Start Working data

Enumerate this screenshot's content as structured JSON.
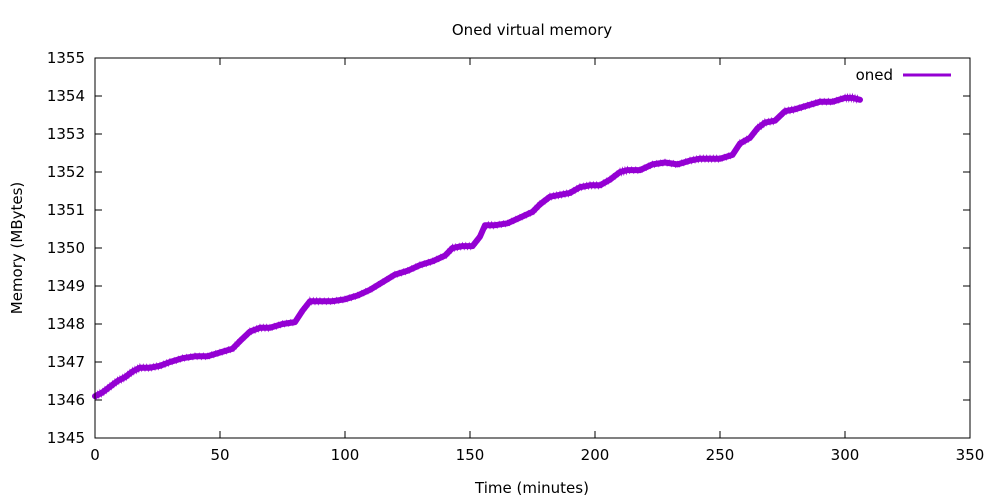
{
  "chart_data": {
    "type": "line",
    "title": "Oned virtual memory",
    "xlabel": "Time (minutes)",
    "ylabel": "Memory (MBytes)",
    "xlim": [
      0,
      350
    ],
    "ylim": [
      1345,
      1355
    ],
    "xticks": [
      0,
      50,
      100,
      150,
      200,
      250,
      300,
      350
    ],
    "yticks": [
      1345,
      1346,
      1347,
      1348,
      1349,
      1350,
      1351,
      1352,
      1353,
      1354,
      1355
    ],
    "grid": false,
    "legend_position": "top-right",
    "series": [
      {
        "name": "oned",
        "color": "#9400d3",
        "points": [
          [
            0,
            1346.1
          ],
          [
            3,
            1346.2
          ],
          [
            6,
            1346.35
          ],
          [
            9,
            1346.5
          ],
          [
            12,
            1346.6
          ],
          [
            15,
            1346.75
          ],
          [
            18,
            1346.85
          ],
          [
            22,
            1346.85
          ],
          [
            26,
            1346.9
          ],
          [
            30,
            1347.0
          ],
          [
            35,
            1347.1
          ],
          [
            40,
            1347.15
          ],
          [
            45,
            1347.15
          ],
          [
            50,
            1347.25
          ],
          [
            55,
            1347.35
          ],
          [
            58,
            1347.55
          ],
          [
            62,
            1347.8
          ],
          [
            66,
            1347.9
          ],
          [
            70,
            1347.9
          ],
          [
            75,
            1348.0
          ],
          [
            80,
            1348.05
          ],
          [
            83,
            1348.35
          ],
          [
            86,
            1348.6
          ],
          [
            90,
            1348.6
          ],
          [
            95,
            1348.6
          ],
          [
            100,
            1348.65
          ],
          [
            105,
            1348.75
          ],
          [
            110,
            1348.9
          ],
          [
            115,
            1349.1
          ],
          [
            120,
            1349.3
          ],
          [
            125,
            1349.4
          ],
          [
            130,
            1349.55
          ],
          [
            135,
            1349.65
          ],
          [
            140,
            1349.8
          ],
          [
            143,
            1350.0
          ],
          [
            147,
            1350.05
          ],
          [
            151,
            1350.05
          ],
          [
            154,
            1350.3
          ],
          [
            156,
            1350.6
          ],
          [
            160,
            1350.6
          ],
          [
            165,
            1350.65
          ],
          [
            170,
            1350.8
          ],
          [
            175,
            1350.95
          ],
          [
            178,
            1351.15
          ],
          [
            182,
            1351.35
          ],
          [
            186,
            1351.4
          ],
          [
            190,
            1351.45
          ],
          [
            194,
            1351.6
          ],
          [
            198,
            1351.65
          ],
          [
            202,
            1351.65
          ],
          [
            206,
            1351.8
          ],
          [
            210,
            1352.0
          ],
          [
            213,
            1352.05
          ],
          [
            218,
            1352.05
          ],
          [
            223,
            1352.2
          ],
          [
            228,
            1352.25
          ],
          [
            233,
            1352.2
          ],
          [
            238,
            1352.3
          ],
          [
            242,
            1352.35
          ],
          [
            246,
            1352.35
          ],
          [
            250,
            1352.35
          ],
          [
            255,
            1352.45
          ],
          [
            258,
            1352.75
          ],
          [
            262,
            1352.9
          ],
          [
            265,
            1353.15
          ],
          [
            268,
            1353.3
          ],
          [
            272,
            1353.35
          ],
          [
            276,
            1353.6
          ],
          [
            280,
            1353.65
          ],
          [
            285,
            1353.75
          ],
          [
            290,
            1353.85
          ],
          [
            295,
            1353.85
          ],
          [
            300,
            1353.95
          ],
          [
            303,
            1353.95
          ],
          [
            306,
            1353.9
          ]
        ]
      }
    ]
  }
}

End Working data

What is asked:
Leave out the pictures and transcribe everything else exactly.

Output below:
Enumerate this screenshot's content as structured JSON.
{
  "chart_data": {
    "type": "line",
    "title": "Oned virtual memory",
    "xlabel": "Time (minutes)",
    "ylabel": "Memory (MBytes)",
    "xlim": [
      0,
      350
    ],
    "ylim": [
      1345,
      1355
    ],
    "xticks": [
      0,
      50,
      100,
      150,
      200,
      250,
      300,
      350
    ],
    "yticks": [
      1345,
      1346,
      1347,
      1348,
      1349,
      1350,
      1351,
      1352,
      1353,
      1354,
      1355
    ],
    "grid": false,
    "legend_position": "top-right",
    "series": [
      {
        "name": "oned",
        "color": "#9400d3",
        "points": [
          [
            0,
            1346.1
          ],
          [
            3,
            1346.2
          ],
          [
            6,
            1346.35
          ],
          [
            9,
            1346.5
          ],
          [
            12,
            1346.6
          ],
          [
            15,
            1346.75
          ],
          [
            18,
            1346.85
          ],
          [
            22,
            1346.85
          ],
          [
            26,
            1346.9
          ],
          [
            30,
            1347.0
          ],
          [
            35,
            1347.1
          ],
          [
            40,
            1347.15
          ],
          [
            45,
            1347.15
          ],
          [
            50,
            1347.25
          ],
          [
            55,
            1347.35
          ],
          [
            58,
            1347.55
          ],
          [
            62,
            1347.8
          ],
          [
            66,
            1347.9
          ],
          [
            70,
            1347.9
          ],
          [
            75,
            1348.0
          ],
          [
            80,
            1348.05
          ],
          [
            83,
            1348.35
          ],
          [
            86,
            1348.6
          ],
          [
            90,
            1348.6
          ],
          [
            95,
            1348.6
          ],
          [
            100,
            1348.65
          ],
          [
            105,
            1348.75
          ],
          [
            110,
            1348.9
          ],
          [
            115,
            1349.1
          ],
          [
            120,
            1349.3
          ],
          [
            125,
            1349.4
          ],
          [
            130,
            1349.55
          ],
          [
            135,
            1349.65
          ],
          [
            140,
            1349.8
          ],
          [
            143,
            1350.0
          ],
          [
            147,
            1350.05
          ],
          [
            151,
            1350.05
          ],
          [
            154,
            1350.3
          ],
          [
            156,
            1350.6
          ],
          [
            160,
            1350.6
          ],
          [
            165,
            1350.65
          ],
          [
            170,
            1350.8
          ],
          [
            175,
            1350.95
          ],
          [
            178,
            1351.15
          ],
          [
            182,
            1351.35
          ],
          [
            186,
            1351.4
          ],
          [
            190,
            1351.45
          ],
          [
            194,
            1351.6
          ],
          [
            198,
            1351.65
          ],
          [
            202,
            1351.65
          ],
          [
            206,
            1351.8
          ],
          [
            210,
            1352.0
          ],
          [
            213,
            1352.05
          ],
          [
            218,
            1352.05
          ],
          [
            223,
            1352.2
          ],
          [
            228,
            1352.25
          ],
          [
            233,
            1352.2
          ],
          [
            238,
            1352.3
          ],
          [
            242,
            1352.35
          ],
          [
            246,
            1352.35
          ],
          [
            250,
            1352.35
          ],
          [
            255,
            1352.45
          ],
          [
            258,
            1352.75
          ],
          [
            262,
            1352.9
          ],
          [
            265,
            1353.15
          ],
          [
            268,
            1353.3
          ],
          [
            272,
            1353.35
          ],
          [
            276,
            1353.6
          ],
          [
            280,
            1353.65
          ],
          [
            285,
            1353.75
          ],
          [
            290,
            1353.85
          ],
          [
            295,
            1353.85
          ],
          [
            300,
            1353.95
          ],
          [
            303,
            1353.95
          ],
          [
            306,
            1353.9
          ]
        ]
      }
    ]
  }
}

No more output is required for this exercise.